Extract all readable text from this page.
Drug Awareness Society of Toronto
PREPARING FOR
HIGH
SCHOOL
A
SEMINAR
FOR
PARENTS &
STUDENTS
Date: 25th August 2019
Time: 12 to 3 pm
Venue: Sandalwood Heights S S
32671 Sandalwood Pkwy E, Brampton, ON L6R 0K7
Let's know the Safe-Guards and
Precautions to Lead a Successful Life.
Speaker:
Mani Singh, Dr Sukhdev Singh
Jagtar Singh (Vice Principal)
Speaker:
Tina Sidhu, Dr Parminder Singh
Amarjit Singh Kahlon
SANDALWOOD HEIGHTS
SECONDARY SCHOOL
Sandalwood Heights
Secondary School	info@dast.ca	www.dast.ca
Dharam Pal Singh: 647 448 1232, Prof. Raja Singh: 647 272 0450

> [Instruction]:
Could you reproduce every record above exactly as it appears?

> [Task result]:
Extract all readable text from this page.
Drug Awareness Society of Toronto
PREPARING FOR
HIGH
SCHOOL
A
SEMINAR
FOR
PARENTS &
STUDENTS
Date: 25th August 2019
Time: 12 to 3 pm
Venue: Sandalwood Heights S S
32671 Sandalwood Pkwy E, Brampton, ON L6R 0K7
Let's know the Safe-Guards and
Precautions to Lead a Successful Life.
Speaker:
Mani Singh, Dr Sukhdev Singh
Jagtar Singh (Vice Principal)
Speaker:
Tina Sidhu, Dr Parminder Singh
Amarjit Singh Kahlon
SANDALWOOD HEIGHTS
SECONDARY SCHOOL
Sandalwood Heights
Secondary School	info@dast.ca	www.dast.ca
Dharam Pal Singh: 647 448 1232, Prof. Raja Singh: 647 272 0450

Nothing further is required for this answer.